What you are asked to do:
Copy the lines holding the word "color", all of them.

# start of Input material

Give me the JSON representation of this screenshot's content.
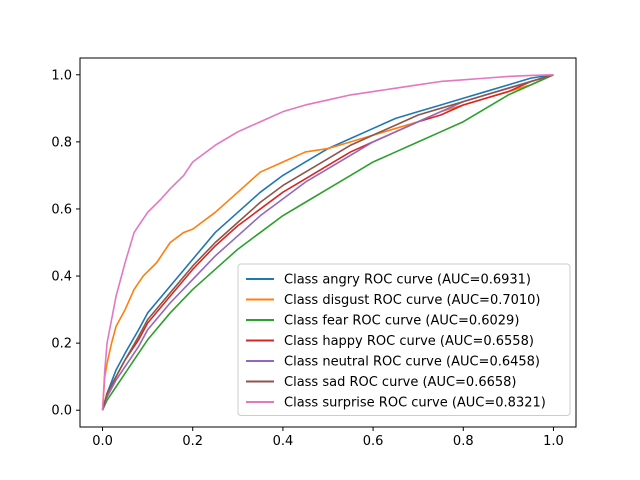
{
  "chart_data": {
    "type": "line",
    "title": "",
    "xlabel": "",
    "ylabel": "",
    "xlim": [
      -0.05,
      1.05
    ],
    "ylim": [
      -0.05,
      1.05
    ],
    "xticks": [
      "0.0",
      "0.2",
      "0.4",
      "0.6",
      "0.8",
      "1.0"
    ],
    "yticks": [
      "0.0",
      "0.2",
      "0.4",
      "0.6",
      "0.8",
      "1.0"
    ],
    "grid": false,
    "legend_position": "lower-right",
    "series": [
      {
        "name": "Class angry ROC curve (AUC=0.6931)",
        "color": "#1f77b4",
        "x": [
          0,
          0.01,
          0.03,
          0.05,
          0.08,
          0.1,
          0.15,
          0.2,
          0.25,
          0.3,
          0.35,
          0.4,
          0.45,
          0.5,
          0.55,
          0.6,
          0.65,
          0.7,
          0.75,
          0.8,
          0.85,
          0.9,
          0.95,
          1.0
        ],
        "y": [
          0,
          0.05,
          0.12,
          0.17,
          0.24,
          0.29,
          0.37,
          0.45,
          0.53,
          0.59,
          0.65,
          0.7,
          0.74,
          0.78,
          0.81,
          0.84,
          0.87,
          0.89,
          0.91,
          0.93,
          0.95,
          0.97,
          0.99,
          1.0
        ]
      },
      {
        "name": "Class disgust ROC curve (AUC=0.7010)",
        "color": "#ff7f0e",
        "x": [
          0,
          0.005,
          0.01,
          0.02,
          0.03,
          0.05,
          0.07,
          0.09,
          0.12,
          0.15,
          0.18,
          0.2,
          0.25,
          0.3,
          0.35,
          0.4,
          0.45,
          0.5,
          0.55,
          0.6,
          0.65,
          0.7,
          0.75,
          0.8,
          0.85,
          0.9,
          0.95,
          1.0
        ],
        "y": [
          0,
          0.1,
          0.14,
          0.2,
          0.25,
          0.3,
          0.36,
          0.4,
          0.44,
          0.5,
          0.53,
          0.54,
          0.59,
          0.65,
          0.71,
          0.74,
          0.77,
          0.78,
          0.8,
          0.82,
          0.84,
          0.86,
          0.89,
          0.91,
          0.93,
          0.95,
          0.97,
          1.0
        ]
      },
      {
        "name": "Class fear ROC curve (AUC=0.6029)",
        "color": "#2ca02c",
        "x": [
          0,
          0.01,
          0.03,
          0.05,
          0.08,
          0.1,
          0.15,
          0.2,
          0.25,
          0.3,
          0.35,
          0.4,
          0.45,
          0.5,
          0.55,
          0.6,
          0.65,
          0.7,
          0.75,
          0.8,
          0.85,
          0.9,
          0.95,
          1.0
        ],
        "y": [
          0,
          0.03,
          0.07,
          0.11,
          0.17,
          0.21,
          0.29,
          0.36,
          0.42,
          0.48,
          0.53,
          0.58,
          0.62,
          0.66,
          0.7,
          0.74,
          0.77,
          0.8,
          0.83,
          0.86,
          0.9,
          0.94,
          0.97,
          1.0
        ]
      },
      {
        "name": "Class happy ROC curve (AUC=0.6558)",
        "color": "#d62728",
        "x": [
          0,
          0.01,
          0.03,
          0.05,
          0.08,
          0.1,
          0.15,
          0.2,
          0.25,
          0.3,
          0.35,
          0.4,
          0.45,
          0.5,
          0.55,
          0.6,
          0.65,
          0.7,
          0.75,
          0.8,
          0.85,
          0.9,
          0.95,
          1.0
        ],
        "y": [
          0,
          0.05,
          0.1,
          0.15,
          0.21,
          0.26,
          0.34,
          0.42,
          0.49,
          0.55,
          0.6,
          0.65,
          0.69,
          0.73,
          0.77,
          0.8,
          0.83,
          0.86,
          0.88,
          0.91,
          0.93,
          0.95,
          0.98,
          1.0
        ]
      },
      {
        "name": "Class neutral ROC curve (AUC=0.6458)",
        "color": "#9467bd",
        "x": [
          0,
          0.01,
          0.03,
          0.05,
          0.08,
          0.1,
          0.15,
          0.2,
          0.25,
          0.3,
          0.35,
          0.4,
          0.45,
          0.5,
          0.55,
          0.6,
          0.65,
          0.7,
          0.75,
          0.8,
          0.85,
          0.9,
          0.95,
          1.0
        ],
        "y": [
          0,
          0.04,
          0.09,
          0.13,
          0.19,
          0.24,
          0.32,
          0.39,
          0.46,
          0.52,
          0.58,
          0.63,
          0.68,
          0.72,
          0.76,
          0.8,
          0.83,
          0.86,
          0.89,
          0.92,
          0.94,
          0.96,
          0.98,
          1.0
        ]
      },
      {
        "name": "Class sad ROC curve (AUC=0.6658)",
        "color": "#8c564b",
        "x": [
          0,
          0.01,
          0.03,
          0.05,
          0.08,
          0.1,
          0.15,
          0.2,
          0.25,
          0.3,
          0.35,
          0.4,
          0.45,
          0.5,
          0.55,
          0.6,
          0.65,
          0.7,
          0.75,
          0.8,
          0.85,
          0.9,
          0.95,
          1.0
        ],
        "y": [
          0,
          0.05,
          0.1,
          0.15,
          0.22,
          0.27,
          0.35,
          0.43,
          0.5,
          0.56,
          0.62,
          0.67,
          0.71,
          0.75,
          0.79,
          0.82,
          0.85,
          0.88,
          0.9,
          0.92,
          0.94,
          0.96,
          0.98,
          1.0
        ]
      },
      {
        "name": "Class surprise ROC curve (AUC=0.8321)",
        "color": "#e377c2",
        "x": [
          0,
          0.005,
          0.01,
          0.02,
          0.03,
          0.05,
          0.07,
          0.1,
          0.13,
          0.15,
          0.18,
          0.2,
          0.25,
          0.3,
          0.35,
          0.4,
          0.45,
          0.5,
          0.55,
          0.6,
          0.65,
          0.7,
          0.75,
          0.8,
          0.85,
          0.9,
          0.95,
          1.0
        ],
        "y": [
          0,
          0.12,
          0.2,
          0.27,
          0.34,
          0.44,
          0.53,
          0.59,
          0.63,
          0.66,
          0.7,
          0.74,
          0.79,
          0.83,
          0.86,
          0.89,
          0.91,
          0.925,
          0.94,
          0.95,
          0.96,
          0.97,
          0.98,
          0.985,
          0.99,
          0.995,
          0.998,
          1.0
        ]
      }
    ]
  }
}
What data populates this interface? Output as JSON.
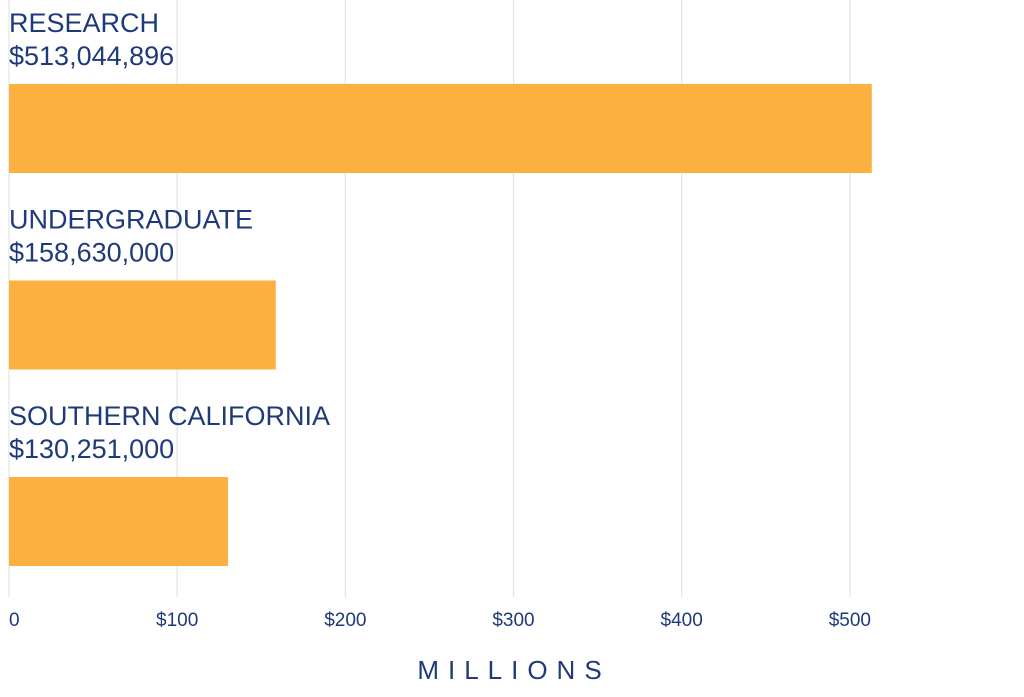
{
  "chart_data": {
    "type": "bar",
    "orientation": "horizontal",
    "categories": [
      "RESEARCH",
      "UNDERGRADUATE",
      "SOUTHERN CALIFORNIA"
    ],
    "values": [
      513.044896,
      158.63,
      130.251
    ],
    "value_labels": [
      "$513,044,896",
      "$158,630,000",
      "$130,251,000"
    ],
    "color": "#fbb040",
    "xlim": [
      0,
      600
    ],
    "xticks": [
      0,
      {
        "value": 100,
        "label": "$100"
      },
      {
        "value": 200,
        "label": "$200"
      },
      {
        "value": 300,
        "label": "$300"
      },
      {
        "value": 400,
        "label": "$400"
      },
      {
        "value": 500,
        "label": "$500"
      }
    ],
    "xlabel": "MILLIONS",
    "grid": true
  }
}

# end of Input material
# start of Input material

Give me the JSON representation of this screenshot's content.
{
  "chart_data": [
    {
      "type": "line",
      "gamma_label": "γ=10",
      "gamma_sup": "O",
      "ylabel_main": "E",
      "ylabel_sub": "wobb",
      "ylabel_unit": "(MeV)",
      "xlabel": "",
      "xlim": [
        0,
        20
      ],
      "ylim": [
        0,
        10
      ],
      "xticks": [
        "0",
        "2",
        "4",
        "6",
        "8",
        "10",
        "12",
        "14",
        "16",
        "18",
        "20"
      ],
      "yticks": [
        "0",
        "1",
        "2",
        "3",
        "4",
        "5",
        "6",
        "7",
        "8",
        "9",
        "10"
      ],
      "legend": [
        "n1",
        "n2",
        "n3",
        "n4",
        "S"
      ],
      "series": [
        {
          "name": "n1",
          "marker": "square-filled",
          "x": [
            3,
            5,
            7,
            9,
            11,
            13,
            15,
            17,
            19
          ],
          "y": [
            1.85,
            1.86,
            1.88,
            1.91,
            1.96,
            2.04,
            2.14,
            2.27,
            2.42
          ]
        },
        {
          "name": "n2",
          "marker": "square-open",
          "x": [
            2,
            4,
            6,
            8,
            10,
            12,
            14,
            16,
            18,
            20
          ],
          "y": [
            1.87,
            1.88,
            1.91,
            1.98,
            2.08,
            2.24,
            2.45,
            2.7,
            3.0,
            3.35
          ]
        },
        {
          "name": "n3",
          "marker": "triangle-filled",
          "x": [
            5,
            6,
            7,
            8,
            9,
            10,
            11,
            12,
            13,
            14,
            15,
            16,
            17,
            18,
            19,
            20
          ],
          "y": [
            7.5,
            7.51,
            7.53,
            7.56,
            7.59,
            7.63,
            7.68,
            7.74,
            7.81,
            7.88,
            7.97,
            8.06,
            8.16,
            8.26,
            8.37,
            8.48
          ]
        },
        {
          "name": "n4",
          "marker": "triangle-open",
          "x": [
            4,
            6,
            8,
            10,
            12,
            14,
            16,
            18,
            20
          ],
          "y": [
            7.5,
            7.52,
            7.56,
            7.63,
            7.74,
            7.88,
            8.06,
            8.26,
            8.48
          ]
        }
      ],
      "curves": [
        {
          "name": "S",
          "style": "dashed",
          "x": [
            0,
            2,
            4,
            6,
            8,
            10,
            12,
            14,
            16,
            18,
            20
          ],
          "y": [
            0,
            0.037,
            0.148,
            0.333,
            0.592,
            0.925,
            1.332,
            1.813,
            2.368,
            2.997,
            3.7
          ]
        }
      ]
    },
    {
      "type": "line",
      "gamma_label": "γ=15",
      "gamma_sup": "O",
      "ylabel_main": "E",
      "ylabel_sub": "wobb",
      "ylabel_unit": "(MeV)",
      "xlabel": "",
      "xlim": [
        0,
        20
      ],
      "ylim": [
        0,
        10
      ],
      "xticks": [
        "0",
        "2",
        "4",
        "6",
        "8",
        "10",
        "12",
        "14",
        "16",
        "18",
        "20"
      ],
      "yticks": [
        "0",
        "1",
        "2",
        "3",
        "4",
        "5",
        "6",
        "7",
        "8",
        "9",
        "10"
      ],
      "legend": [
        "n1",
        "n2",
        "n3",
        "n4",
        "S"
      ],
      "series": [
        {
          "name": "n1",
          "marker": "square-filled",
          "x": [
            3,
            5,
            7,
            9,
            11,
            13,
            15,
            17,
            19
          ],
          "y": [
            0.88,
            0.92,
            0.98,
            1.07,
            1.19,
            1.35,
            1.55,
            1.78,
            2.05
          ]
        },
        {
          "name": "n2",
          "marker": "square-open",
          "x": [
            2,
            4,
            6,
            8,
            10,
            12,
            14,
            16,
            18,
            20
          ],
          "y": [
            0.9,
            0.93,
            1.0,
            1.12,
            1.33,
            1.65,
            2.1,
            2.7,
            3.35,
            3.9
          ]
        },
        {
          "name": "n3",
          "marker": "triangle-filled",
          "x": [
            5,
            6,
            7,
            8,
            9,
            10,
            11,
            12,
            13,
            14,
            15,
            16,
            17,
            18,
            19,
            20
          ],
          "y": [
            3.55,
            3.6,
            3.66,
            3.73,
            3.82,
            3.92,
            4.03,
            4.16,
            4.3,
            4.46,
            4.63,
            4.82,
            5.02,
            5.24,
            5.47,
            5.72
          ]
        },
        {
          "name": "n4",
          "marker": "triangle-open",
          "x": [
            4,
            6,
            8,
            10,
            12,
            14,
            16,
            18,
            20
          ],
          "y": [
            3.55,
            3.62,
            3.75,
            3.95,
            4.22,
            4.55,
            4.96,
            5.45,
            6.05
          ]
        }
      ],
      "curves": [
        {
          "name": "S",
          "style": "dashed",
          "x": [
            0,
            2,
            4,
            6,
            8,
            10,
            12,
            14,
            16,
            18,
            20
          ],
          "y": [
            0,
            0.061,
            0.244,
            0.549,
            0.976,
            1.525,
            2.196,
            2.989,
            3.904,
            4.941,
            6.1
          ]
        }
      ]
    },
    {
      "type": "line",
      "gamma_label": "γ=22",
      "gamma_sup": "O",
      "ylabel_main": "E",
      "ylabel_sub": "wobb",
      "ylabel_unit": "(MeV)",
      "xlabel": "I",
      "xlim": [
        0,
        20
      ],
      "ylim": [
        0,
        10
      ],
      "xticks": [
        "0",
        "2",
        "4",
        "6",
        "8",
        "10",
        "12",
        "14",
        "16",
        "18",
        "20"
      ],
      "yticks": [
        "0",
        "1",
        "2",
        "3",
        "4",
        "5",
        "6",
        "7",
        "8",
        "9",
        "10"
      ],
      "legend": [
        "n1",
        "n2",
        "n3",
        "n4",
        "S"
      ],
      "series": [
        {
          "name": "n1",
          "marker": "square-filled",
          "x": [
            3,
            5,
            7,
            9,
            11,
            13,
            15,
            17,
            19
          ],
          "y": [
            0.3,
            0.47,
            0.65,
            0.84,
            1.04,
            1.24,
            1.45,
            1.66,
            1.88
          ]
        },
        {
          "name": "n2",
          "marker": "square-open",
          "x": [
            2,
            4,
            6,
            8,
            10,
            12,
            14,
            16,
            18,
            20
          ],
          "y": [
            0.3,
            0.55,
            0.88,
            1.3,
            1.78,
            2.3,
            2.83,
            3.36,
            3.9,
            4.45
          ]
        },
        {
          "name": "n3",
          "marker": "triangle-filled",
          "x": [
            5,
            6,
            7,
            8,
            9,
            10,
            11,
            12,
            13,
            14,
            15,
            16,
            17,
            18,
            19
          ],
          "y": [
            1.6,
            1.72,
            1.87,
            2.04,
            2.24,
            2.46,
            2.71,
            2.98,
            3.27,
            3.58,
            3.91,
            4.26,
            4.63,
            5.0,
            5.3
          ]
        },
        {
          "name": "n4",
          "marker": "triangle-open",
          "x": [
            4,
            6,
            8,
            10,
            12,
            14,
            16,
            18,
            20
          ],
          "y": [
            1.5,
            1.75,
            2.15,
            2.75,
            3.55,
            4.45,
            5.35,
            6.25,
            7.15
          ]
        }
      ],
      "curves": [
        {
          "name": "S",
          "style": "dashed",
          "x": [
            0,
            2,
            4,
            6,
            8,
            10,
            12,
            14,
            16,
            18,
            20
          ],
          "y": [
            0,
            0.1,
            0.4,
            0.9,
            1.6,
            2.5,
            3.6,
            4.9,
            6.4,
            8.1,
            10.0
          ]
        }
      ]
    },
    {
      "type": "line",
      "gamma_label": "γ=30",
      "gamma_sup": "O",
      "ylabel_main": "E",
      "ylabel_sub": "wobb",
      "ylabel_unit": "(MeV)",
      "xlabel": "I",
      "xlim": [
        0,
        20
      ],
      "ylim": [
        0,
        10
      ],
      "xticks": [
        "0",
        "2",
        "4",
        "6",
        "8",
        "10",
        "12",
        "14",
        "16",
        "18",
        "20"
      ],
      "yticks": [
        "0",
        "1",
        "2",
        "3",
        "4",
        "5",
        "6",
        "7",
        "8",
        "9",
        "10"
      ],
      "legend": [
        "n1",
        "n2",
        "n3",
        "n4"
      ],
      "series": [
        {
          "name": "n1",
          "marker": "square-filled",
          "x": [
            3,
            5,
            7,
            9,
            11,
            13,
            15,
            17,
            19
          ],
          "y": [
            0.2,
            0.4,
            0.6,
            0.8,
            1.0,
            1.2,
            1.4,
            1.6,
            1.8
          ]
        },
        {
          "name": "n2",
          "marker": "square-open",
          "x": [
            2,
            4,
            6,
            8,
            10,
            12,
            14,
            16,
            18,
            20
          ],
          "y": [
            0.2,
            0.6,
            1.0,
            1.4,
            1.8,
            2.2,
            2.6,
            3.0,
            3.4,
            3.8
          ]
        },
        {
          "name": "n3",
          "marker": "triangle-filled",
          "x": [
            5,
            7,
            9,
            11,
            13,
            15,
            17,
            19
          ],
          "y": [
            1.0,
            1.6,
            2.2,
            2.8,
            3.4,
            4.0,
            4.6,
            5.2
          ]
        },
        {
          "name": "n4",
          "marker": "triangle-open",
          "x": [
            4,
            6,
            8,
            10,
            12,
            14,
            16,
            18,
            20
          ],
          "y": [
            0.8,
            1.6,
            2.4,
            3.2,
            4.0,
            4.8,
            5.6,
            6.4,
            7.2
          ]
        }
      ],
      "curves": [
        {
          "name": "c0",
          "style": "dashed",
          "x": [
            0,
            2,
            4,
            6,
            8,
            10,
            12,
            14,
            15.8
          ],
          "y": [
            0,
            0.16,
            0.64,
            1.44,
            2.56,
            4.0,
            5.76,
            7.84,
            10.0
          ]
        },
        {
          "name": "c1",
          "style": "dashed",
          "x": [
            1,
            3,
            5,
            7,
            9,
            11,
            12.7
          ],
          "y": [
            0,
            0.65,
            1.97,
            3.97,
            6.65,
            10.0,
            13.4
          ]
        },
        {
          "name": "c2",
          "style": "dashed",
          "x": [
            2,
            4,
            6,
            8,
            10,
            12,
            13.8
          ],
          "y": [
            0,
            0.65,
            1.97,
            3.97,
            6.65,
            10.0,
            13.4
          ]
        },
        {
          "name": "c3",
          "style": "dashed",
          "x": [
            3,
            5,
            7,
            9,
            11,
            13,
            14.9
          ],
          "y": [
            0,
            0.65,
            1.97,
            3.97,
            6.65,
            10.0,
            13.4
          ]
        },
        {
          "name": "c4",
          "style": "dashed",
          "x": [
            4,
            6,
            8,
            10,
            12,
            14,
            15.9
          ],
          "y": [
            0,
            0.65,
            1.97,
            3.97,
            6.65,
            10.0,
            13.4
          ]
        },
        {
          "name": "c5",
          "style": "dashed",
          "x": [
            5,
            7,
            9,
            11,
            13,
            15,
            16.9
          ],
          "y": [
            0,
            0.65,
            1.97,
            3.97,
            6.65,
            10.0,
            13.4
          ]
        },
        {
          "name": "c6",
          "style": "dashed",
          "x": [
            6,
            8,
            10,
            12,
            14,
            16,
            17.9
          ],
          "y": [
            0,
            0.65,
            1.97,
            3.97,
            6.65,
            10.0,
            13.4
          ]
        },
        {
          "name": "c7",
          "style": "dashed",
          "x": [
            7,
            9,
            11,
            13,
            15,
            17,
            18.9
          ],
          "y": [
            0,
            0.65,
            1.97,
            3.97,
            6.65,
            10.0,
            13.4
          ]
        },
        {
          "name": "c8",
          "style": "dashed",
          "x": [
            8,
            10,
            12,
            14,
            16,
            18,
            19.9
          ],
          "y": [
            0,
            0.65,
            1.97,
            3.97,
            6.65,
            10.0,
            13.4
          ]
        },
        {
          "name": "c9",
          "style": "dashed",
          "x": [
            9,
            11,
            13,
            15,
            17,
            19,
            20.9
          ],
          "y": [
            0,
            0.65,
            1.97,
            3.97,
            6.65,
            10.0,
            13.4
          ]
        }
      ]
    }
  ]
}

# end of Input material

Correct response:
        "color": "#1f77b4",
        "color": "#ff7f0e",
        "color": "#2ca02c",
        "color": "#d62728",
        "color": "#9467bd",
        "color": "#8c564b",
        "color": "#e377c2",
    "color": "#fbb040",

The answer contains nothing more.